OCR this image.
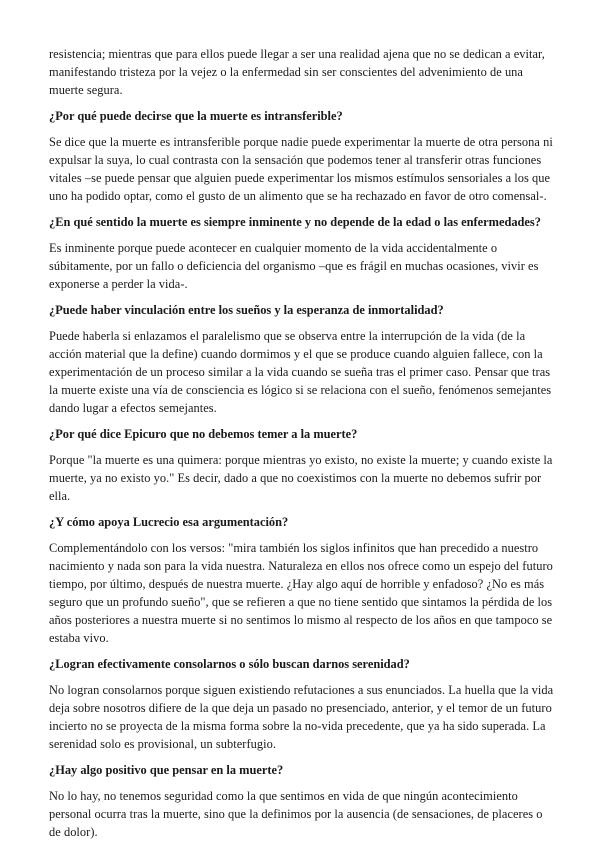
resistencia; mientras que para ellos puede llegar a ser una realidad ajena que no se dedican a evitar, manifestando tristeza por la vejez o la enfermedad sin ser conscientes del advenimiento de una muerte segura.

¿Por qué puede decirse que la muerte es intransferible?

Se dice que la muerte es intransferible porque nadie puede experimentar la muerte de otra persona ni expulsar la suya, lo cual contrasta con la sensación que podemos tener al transferir otras funciones vitales –se puede pensar que alguien puede experimentar los mismos estímulos sensoriales a los que uno ha podido optar, como el gusto de un alimento que se ha rechazado en favor de otro comensal-.

¿En qué sentido la muerte es siempre inminente y no depende de la edad o las enfermedades?

Es inminente porque puede acontecer en cualquier momento de la vida accidentalmente o súbitamente, por un fallo o deficiencia del organismo –que es frágil en muchas ocasiones, vivir es exponerse a perder la vida-.

¿Puede haber vinculación entre los sueños y la esperanza de inmortalidad?

Puede haberla si enlazamos el paralelismo que se observa entre la interrupción de la vida (de la acción material que la define) cuando dormimos y el que se produce cuando alguien fallece, con la experimentación de un proceso similar a la vida cuando se sueña tras el primer caso. Pensar que tras la muerte existe una vía de consciencia es lógico si se relaciona con el sueño, fenómenos semejantes dando lugar a efectos semejantes.

¿Por qué dice Epicuro que no debemos temer a la muerte?

Porque "la muerte es una quimera: porque mientras yo existo, no existe la muerte; y cuando existe la muerte, ya no existo yo." Es decir, dado a que no coexistimos con la muerte no debemos sufrir por ella.

¿Y cómo apoya Lucrecio esa argumentación?

Complementándolo con los versos: "mira también los siglos infinitos que han precedido a nuestro nacimiento y nada son para la vida nuestra. Naturaleza en ellos nos ofrece como un espejo del futuro tiempo, por último, después de nuestra muerte. ¿Hay algo aquí de horrible y enfadoso? ¿No es más seguro que un profundo sueño", que se refieren a que no tiene sentido que sintamos la pérdida de los años posteriores a nuestra muerte si no sentimos lo mismo al respecto de los años en que tampoco se estaba vivo.

¿Logran efectivamente consolarnos o sólo buscan darnos serenidad?

No logran consolarnos porque siguen existiendo refutaciones a sus enunciados. La huella que la vida deja sobre nosotros difiere de la que deja un pasado no presenciado, anterior, y el temor de un futuro incierto no se proyecta de la misma forma sobre la no-vida precedente, que ya ha sido superada. La serenidad solo es provisional, un subterfugio.

¿Hay algo positivo que pensar en la muerte?

No lo hay, no tenemos seguridad como la que sentimos en vida de que ningún acontecimiento personal ocurra tras la muerte, sino que la definimos por la ausencia (de sensaciones, de placeres o de dolor).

_ _ _ _ _ _ _

Reproduce every entry word for word, but skip any pictures.

OCR this image.
resistencia; mientras que para ellos puede llegar a ser una realidad ajena que no se dedican a evitar, manifestando tristeza por la vejez o la enfermedad sin ser conscientes del advenimiento de una muerte segura.

¿Por qué puede decirse que la muerte es intransferible?

Se dice que la muerte es intransferible porque nadie puede experimentar la muerte de otra persona ni expulsar la suya, lo cual contrasta con la sensación que podemos tener al transferir otras funciones vitales –se puede pensar que alguien puede experimentar los mismos estímulos sensoriales a los que uno ha podido optar, como el gusto de un alimento que se ha rechazado en favor de otro comensal-.

¿En qué sentido la muerte es siempre inminente y no depende de la edad o las enfermedades?

Es inminente porque puede acontecer en cualquier momento de la vida accidentalmente o súbitamente, por un fallo o deficiencia del organismo –que es frágil en muchas ocasiones, vivir es exponerse a perder la vida-.

¿Puede haber vinculación entre los sueños y la esperanza de inmortalidad?

Puede haberla si enlazamos el paralelismo que se observa entre la interrupción de la vida (de la acción material que la define) cuando dormimos y el que se produce cuando alguien fallece, con la experimentación de un proceso similar a la vida cuando se sueña tras el primer caso. Pensar que tras la muerte existe una vía de consciencia es lógico si se relaciona con el sueño, fenómenos semejantes dando lugar a efectos semejantes.

¿Por qué dice Epicuro que no debemos temer a la muerte?

Porque "la muerte es una quimera: porque mientras yo existo, no existe la muerte; y cuando existe la muerte, ya no existo yo." Es decir, dado a que no coexistimos con la muerte no debemos sufrir por ella.

¿Y cómo apoya Lucrecio esa argumentación?

Complementándolo con los versos: "mira también los siglos infinitos que han precedido a nuestro nacimiento y nada son para la vida nuestra. Naturaleza en ellos nos ofrece como un espejo del futuro tiempo, por último, después de nuestra muerte. ¿Hay algo aquí de horrible y enfadoso? ¿No es más seguro que un profundo sueño", que se refieren a que no tiene sentido que sintamos la pérdida de los años posteriores a nuestra muerte si no sentimos lo mismo al respecto de los años en que tampoco se estaba vivo.

¿Logran efectivamente consolarnos o sólo buscan darnos serenidad?

No logran consolarnos porque siguen existiendo refutaciones a sus enunciados. La huella que la vida deja sobre nosotros difiere de la que deja un pasado no presenciado, anterior, y el temor de un futuro incierto no se proyecta de la misma forma sobre la no-vida precedente, que ya ha sido superada. La serenidad solo es provisional, un subterfugio.

¿Hay algo positivo que pensar en la muerte?

No lo hay, no tenemos seguridad como la que sentimos en vida de que ningún acontecimiento personal ocurra tras la muerte, sino que la definimos por la ausencia (de sensaciones, de placeres o de dolor).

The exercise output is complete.